Collected data entries
===============

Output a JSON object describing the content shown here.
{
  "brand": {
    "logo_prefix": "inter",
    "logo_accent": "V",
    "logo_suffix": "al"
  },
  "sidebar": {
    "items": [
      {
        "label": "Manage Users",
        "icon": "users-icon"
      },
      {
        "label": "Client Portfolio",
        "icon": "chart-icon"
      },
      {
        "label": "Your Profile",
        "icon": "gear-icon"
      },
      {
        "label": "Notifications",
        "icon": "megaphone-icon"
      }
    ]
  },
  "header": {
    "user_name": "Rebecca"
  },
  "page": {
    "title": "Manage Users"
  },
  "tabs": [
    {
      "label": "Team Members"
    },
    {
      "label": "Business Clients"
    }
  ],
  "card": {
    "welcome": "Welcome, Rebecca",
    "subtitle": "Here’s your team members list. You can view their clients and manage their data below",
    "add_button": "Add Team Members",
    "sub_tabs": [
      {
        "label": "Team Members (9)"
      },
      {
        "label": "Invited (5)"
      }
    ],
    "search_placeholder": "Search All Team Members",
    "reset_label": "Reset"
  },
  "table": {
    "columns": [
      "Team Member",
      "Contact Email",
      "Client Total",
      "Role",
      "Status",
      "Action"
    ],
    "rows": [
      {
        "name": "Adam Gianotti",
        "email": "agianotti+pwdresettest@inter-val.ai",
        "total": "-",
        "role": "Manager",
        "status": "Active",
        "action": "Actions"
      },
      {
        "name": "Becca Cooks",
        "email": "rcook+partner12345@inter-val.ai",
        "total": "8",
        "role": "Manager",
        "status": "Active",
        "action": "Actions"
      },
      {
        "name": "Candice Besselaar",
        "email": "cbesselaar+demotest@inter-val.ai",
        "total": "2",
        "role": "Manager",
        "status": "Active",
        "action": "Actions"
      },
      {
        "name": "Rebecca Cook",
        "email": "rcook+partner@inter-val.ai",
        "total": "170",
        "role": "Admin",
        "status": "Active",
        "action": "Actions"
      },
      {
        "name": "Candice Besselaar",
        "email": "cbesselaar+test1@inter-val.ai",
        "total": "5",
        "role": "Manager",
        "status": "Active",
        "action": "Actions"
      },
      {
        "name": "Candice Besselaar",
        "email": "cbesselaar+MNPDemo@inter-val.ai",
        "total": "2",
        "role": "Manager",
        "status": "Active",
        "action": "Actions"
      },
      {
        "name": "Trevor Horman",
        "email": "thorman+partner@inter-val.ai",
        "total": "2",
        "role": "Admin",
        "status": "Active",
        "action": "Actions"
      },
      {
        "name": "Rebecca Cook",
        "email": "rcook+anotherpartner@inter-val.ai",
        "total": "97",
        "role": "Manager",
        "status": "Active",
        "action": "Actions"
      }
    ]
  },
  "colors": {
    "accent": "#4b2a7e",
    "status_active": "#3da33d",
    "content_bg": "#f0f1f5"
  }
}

===============

**Exercise directions**: Write out every entry word for word.

**Output for this task**:
Output a JSON object describing the content shown here.
{
  "brand": {
    "logo_prefix": "inter",
    "logo_accent": "V",
    "logo_suffix": "al"
  },
  "sidebar": {
    "items": [
      {
        "label": "Manage Users",
        "icon": "users-icon"
      },
      {
        "label": "Client Portfolio",
        "icon": "chart-icon"
      },
      {
        "label": "Your Profile",
        "icon": "gear-icon"
      },
      {
        "label": "Notifications",
        "icon": "megaphone-icon"
      }
    ]
  },
  "header": {
    "user_name": "Rebecca"
  },
  "page": {
    "title": "Manage Users"
  },
  "tabs": [
    {
      "label": "Team Members"
    },
    {
      "label": "Business Clients"
    }
  ],
  "card": {
    "welcome": "Welcome, Rebecca",
    "subtitle": "Here’s your team members list. You can view their clients and manage their data below",
    "add_button": "Add Team Members",
    "sub_tabs": [
      {
        "label": "Team Members (9)"
      },
      {
        "label": "Invited (5)"
      }
    ],
    "search_placeholder": "Search All Team Members",
    "reset_label": "Reset"
  },
  "table": {
    "columns": [
      "Team Member",
      "Contact Email",
      "Client Total",
      "Role",
      "Status",
      "Action"
    ],
    "rows": [
      {
        "name": "Adam Gianotti",
        "email": "agianotti+pwdresettest@inter-val.ai",
        "total": "-",
        "role": "Manager",
        "status": "Active",
        "action": "Actions"
      },
      {
        "name": "Becca Cooks",
        "email": "rcook+partner12345@inter-val.ai",
        "total": "8",
        "role": "Manager",
        "status": "Active",
        "action": "Actions"
      },
      {
        "name": "Candice Besselaar",
        "email": "cbesselaar+demotest@inter-val.ai",
        "total": "2",
        "role": "Manager",
        "status": "Active",
        "action": "Actions"
      },
      {
        "name": "Rebecca Cook",
        "email": "rcook+partner@inter-val.ai",
        "total": "170",
        "role": "Admin",
        "status": "Active",
        "action": "Actions"
      },
      {
        "name": "Candice Besselaar",
        "email": "cbesselaar+test1@inter-val.ai",
        "total": "5",
        "role": "Manager",
        "status": "Active",
        "action": "Actions"
      },
      {
        "name": "Candice Besselaar",
        "email": "cbesselaar+MNPDemo@inter-val.ai",
        "total": "2",
        "role": "Manager",
        "status": "Active",
        "action": "Actions"
      },
      {
        "name": "Trevor Horman",
        "email": "thorman+partner@inter-val.ai",
        "total": "2",
        "role": "Admin",
        "status": "Active",
        "action": "Actions"
      },
      {
        "name": "Rebecca Cook",
        "email": "rcook+anotherpartner@inter-val.ai",
        "total": "97",
        "role": "Manager",
        "status": "Active",
        "action": "Actions"
      }
    ]
  },
  "colors": {
    "accent": "#4b2a7e",
    "status_active": "#3da33d",
    "content_bg": "#f0f1f5"
  }
}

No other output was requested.